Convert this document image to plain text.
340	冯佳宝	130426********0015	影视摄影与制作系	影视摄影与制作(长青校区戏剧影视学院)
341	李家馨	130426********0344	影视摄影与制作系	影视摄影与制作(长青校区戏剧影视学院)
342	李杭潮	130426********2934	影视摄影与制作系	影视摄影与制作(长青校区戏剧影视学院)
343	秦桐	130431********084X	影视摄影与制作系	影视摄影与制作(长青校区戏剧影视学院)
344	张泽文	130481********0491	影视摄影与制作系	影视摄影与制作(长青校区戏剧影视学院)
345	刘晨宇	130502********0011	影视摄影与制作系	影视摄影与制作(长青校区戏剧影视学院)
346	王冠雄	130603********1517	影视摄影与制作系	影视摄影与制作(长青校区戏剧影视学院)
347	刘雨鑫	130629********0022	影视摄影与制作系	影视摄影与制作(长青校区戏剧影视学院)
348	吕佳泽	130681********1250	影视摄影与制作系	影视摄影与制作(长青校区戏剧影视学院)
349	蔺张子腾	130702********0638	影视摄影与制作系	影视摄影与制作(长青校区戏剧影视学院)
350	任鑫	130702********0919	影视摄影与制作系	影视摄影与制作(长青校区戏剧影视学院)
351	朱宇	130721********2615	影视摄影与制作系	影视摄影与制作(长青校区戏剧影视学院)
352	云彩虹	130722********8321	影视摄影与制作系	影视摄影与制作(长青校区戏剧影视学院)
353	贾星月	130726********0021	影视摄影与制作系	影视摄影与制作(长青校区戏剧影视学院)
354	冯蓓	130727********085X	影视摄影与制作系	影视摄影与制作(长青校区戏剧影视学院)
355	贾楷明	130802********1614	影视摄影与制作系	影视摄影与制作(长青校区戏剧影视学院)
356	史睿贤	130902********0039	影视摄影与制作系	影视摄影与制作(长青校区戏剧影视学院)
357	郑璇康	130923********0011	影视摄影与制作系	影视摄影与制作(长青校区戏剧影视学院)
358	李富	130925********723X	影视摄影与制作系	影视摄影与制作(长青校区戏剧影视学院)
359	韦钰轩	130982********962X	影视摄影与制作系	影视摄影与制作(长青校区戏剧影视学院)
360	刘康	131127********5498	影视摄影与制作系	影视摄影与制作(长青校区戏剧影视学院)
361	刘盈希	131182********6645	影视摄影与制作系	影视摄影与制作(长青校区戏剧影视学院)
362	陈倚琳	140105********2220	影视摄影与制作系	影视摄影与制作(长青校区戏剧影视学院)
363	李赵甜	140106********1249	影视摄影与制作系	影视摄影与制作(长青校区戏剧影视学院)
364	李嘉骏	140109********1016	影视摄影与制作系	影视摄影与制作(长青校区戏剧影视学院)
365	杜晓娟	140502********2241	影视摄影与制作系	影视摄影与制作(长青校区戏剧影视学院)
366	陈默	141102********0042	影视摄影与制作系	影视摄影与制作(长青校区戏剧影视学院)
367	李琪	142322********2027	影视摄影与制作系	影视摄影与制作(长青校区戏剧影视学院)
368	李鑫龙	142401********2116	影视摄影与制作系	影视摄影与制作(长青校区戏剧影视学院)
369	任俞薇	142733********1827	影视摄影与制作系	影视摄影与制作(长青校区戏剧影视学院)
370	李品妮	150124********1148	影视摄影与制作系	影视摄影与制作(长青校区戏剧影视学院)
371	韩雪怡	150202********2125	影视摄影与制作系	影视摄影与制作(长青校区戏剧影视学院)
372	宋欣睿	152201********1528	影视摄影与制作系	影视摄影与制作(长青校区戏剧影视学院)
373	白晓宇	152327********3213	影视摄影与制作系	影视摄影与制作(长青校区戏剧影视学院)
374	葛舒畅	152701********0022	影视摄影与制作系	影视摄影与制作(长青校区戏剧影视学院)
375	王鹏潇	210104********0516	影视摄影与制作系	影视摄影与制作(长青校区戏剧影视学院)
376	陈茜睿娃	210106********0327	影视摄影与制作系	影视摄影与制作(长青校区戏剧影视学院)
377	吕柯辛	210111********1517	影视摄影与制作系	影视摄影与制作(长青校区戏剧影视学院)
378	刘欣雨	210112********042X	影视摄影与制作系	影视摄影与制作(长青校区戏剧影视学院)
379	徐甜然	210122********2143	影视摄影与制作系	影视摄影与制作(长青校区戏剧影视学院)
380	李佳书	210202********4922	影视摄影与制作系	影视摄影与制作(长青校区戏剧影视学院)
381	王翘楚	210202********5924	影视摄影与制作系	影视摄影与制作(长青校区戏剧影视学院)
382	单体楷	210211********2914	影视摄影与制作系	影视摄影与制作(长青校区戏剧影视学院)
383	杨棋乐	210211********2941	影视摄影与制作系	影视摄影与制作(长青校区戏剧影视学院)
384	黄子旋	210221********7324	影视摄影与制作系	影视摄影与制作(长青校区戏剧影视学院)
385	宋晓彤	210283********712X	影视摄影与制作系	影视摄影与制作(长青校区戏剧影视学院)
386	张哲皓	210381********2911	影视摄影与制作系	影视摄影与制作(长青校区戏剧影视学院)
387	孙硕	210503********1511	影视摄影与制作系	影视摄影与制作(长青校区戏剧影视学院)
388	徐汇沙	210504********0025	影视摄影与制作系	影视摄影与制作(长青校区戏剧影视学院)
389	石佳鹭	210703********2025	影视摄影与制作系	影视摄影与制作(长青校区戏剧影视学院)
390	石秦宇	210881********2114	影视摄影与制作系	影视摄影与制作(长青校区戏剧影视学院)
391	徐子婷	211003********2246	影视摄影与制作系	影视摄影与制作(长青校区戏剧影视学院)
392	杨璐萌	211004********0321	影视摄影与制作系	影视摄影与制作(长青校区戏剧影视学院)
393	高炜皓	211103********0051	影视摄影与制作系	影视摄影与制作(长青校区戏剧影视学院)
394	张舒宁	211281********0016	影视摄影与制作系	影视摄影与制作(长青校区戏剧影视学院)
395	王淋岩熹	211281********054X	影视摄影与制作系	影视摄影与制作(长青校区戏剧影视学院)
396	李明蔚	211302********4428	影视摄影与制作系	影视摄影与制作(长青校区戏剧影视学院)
--------------------------------------------------
> Problem to solve: Take the lines above and retype all of them exactly.

> Written response:
Convert this document image to plain text.
340	冯佳宝	130426********0015	影视摄影与制作系	影视摄影与制作(长青校区戏剧影视学院)
341	李家馨	130426********0344	影视摄影与制作系	影视摄影与制作(长青校区戏剧影视学院)
342	李杭潮	130426********2934	影视摄影与制作系	影视摄影与制作(长青校区戏剧影视学院)
343	秦桐	130431********084X	影视摄影与制作系	影视摄影与制作(长青校区戏剧影视学院)
344	张泽文	130481********0491	影视摄影与制作系	影视摄影与制作(长青校区戏剧影视学院)
345	刘晨宇	130502********0011	影视摄影与制作系	影视摄影与制作(长青校区戏剧影视学院)
346	王冠雄	130603********1517	影视摄影与制作系	影视摄影与制作(长青校区戏剧影视学院)
347	刘雨鑫	130629********0022	影视摄影与制作系	影视摄影与制作(长青校区戏剧影视学院)
348	吕佳泽	130681********1250	影视摄影与制作系	影视摄影与制作(长青校区戏剧影视学院)
349	蔺张子腾	130702********0638	影视摄影与制作系	影视摄影与制作(长青校区戏剧影视学院)
350	任鑫	130702********0919	影视摄影与制作系	影视摄影与制作(长青校区戏剧影视学院)
351	朱宇	130721********2615	影视摄影与制作系	影视摄影与制作(长青校区戏剧影视学院)
352	云彩虹	130722********8321	影视摄影与制作系	影视摄影与制作(长青校区戏剧影视学院)
353	贾星月	130726********0021	影视摄影与制作系	影视摄影与制作(长青校区戏剧影视学院)
354	冯蓓	130727********085X	影视摄影与制作系	影视摄影与制作(长青校区戏剧影视学院)
355	贾楷明	130802********1614	影视摄影与制作系	影视摄影与制作(长青校区戏剧影视学院)
356	史睿贤	130902********0039	影视摄影与制作系	影视摄影与制作(长青校区戏剧影视学院)
357	郑璇康	130923********0011	影视摄影与制作系	影视摄影与制作(长青校区戏剧影视学院)
358	李富	130925********723X	影视摄影与制作系	影视摄影与制作(长青校区戏剧影视学院)
359	韦钰轩	130982********962X	影视摄影与制作系	影视摄影与制作(长青校区戏剧影视学院)
360	刘康	131127********5498	影视摄影与制作系	影视摄影与制作(长青校区戏剧影视学院)
361	刘盈希	131182********6645	影视摄影与制作系	影视摄影与制作(长青校区戏剧影视学院)
362	陈倚琳	140105********2220	影视摄影与制作系	影视摄影与制作(长青校区戏剧影视学院)
363	李赵甜	140106********1249	影视摄影与制作系	影视摄影与制作(长青校区戏剧影视学院)
364	李嘉骏	140109********1016	影视摄影与制作系	影视摄影与制作(长青校区戏剧影视学院)
365	杜晓娟	140502********2241	影视摄影与制作系	影视摄影与制作(长青校区戏剧影视学院)
366	陈默	141102********0042	影视摄影与制作系	影视摄影与制作(长青校区戏剧影视学院)
367	李琪	142322********2027	影视摄影与制作系	影视摄影与制作(长青校区戏剧影视学院)
368	李鑫龙	142401********2116	影视摄影与制作系	影视摄影与制作(长青校区戏剧影视学院)
369	任俞薇	142733********1827	影视摄影与制作系	影视摄影与制作(长青校区戏剧影视学院)
370	李品妮	150124********1148	影视摄影与制作系	影视摄影与制作(长青校区戏剧影视学院)
371	韩雪怡	150202********2125	影视摄影与制作系	影视摄影与制作(长青校区戏剧影视学院)
372	宋欣睿	152201********1528	影视摄影与制作系	影视摄影与制作(长青校区戏剧影视学院)
373	白晓宇	152327********3213	影视摄影与制作系	影视摄影与制作(长青校区戏剧影视学院)
374	葛舒畅	152701********0022	影视摄影与制作系	影视摄影与制作(长青校区戏剧影视学院)
375	王鹏潇	210104********0516	影视摄影与制作系	影视摄影与制作(长青校区戏剧影视学院)
376	陈茜睿娃	210106********0327	影视摄影与制作系	影视摄影与制作(长青校区戏剧影视学院)
377	吕柯辛	210111********1517	影视摄影与制作系	影视摄影与制作(长青校区戏剧影视学院)
378	刘欣雨	210112********042X	影视摄影与制作系	影视摄影与制作(长青校区戏剧影视学院)
379	徐甜然	210122********2143	影视摄影与制作系	影视摄影与制作(长青校区戏剧影视学院)
380	李佳书	210202********4922	影视摄影与制作系	影视摄影与制作(长青校区戏剧影视学院)
381	王翘楚	210202********5924	影视摄影与制作系	影视摄影与制作(长青校区戏剧影视学院)
382	单体楷	210211********2914	影视摄影与制作系	影视摄影与制作(长青校区戏剧影视学院)
383	杨棋乐	210211********2941	影视摄影与制作系	影视摄影与制作(长青校区戏剧影视学院)
384	黄子旋	210221********7324	影视摄影与制作系	影视摄影与制作(长青校区戏剧影视学院)
385	宋晓彤	210283********712X	影视摄影与制作系	影视摄影与制作(长青校区戏剧影视学院)
386	张哲皓	210381********2911	影视摄影与制作系	影视摄影与制作(长青校区戏剧影视学院)
387	孙硕	210503********1511	影视摄影与制作系	影视摄影与制作(长青校区戏剧影视学院)
388	徐汇沙	210504********0025	影视摄影与制作系	影视摄影与制作(长青校区戏剧影视学院)
389	石佳鹭	210703********2025	影视摄影与制作系	影视摄影与制作(长青校区戏剧影视学院)
390	石秦宇	210881********2114	影视摄影与制作系	影视摄影与制作(长青校区戏剧影视学院)
391	徐子婷	211003********2246	影视摄影与制作系	影视摄影与制作(长青校区戏剧影视学院)
392	杨璐萌	211004********0321	影视摄影与制作系	影视摄影与制作(长青校区戏剧影视学院)
393	高炜皓	211103********0051	影视摄影与制作系	影视摄影与制作(长青校区戏剧影视学院)
394	张舒宁	211281********0016	影视摄影与制作系	影视摄影与制作(长青校区戏剧影视学院)
395	王淋岩熹	211281********054X	影视摄影与制作系	影视摄影与制作(长青校区戏剧影视学院)
396	李明蔚	211302********4428	影视摄影与制作系	影视摄影与制作(长青校区戏剧影视学院)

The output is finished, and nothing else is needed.